▸ **ROWS**:
= = =

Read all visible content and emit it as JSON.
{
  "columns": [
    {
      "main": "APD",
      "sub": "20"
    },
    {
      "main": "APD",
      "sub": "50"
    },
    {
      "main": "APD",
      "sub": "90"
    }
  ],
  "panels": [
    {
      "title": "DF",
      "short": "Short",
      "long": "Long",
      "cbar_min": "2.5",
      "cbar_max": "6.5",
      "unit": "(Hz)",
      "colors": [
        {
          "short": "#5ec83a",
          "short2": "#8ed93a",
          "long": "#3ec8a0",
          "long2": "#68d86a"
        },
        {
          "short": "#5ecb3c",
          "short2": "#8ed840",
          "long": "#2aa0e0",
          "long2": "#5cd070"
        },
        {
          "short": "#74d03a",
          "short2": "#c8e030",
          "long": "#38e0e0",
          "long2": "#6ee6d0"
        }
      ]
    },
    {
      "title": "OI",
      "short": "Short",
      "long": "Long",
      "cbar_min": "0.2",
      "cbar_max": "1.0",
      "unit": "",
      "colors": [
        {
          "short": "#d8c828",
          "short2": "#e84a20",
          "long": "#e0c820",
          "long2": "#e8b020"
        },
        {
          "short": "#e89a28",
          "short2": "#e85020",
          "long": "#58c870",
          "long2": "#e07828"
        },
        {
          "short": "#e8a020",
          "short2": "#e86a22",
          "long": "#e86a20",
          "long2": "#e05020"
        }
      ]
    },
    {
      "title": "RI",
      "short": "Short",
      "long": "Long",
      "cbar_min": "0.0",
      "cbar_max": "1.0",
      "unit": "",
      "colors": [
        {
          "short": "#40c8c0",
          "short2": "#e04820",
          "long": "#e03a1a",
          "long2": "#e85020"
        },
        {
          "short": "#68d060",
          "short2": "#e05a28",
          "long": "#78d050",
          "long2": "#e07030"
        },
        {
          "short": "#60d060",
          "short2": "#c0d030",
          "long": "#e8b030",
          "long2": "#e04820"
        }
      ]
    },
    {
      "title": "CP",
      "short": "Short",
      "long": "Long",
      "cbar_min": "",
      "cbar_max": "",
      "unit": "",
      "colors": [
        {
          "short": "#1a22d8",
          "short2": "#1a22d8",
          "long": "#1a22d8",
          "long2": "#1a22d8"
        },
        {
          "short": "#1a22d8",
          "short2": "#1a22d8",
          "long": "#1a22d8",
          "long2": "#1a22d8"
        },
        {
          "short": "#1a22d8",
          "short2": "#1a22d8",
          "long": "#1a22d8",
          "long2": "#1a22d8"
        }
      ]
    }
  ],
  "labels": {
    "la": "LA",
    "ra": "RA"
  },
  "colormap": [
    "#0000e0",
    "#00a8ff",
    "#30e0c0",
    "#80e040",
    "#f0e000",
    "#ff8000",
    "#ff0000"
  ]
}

= = =

▸ **TO BE DONE**: Repeat all the records. Match each line exactly.

▸ **FULL ANSWER**:
Read all visible content and emit it as JSON.
{
  "columns": [
    {
      "main": "APD",
      "sub": "20"
    },
    {
      "main": "APD",
      "sub": "50"
    },
    {
      "main": "APD",
      "sub": "90"
    }
  ],
  "panels": [
    {
      "title": "DF",
      "short": "Short",
      "long": "Long",
      "cbar_min": "2.5",
      "cbar_max": "6.5",
      "unit": "(Hz)",
      "colors": [
        {
          "short": "#5ec83a",
          "short2": "#8ed93a",
          "long": "#3ec8a0",
          "long2": "#68d86a"
        },
        {
          "short": "#5ecb3c",
          "short2": "#8ed840",
          "long": "#2aa0e0",
          "long2": "#5cd070"
        },
        {
          "short": "#74d03a",
          "short2": "#c8e030",
          "long": "#38e0e0",
          "long2": "#6ee6d0"
        }
      ]
    },
    {
      "title": "OI",
      "short": "Short",
      "long": "Long",
      "cbar_min": "0.2",
      "cbar_max": "1.0",
      "unit": "",
      "colors": [
        {
          "short": "#d8c828",
          "short2": "#e84a20",
          "long": "#e0c820",
          "long2": "#e8b020"
        },
        {
          "short": "#e89a28",
          "short2": "#e85020",
          "long": "#58c870",
          "long2": "#e07828"
        },
        {
          "short": "#e8a020",
          "short2": "#e86a22",
          "long": "#e86a20",
          "long2": "#e05020"
        }
      ]
    },
    {
      "title": "RI",
      "short": "Short",
      "long": "Long",
      "cbar_min": "0.0",
      "cbar_max": "1.0",
      "unit": "",
      "colors": [
        {
          "short": "#40c8c0",
          "short2": "#e04820",
          "long": "#e03a1a",
          "long2": "#e85020"
        },
        {
          "short": "#68d060",
          "short2": "#e05a28",
          "long": "#78d050",
          "long2": "#e07030"
        },
        {
          "short": "#60d060",
          "short2": "#c0d030",
          "long": "#e8b030",
          "long2": "#e04820"
        }
      ]
    },
    {
      "title": "CP",
      "short": "Short",
      "long": "Long",
      "cbar_min": "",
      "cbar_max": "",
      "unit": "",
      "colors": [
        {
          "short": "#1a22d8",
          "short2": "#1a22d8",
          "long": "#1a22d8",
          "long2": "#1a22d8"
        },
        {
          "short": "#1a22d8",
          "short2": "#1a22d8",
          "long": "#1a22d8",
          "long2": "#1a22d8"
        },
        {
          "short": "#1a22d8",
          "short2": "#1a22d8",
          "long": "#1a22d8",
          "long2": "#1a22d8"
        }
      ]
    }
  ],
  "labels": {
    "la": "LA",
    "ra": "RA"
  },
  "colormap": [
    "#0000e0",
    "#00a8ff",
    "#30e0c0",
    "#80e040",
    "#f0e000",
    "#ff8000",
    "#ff0000"
  ]
}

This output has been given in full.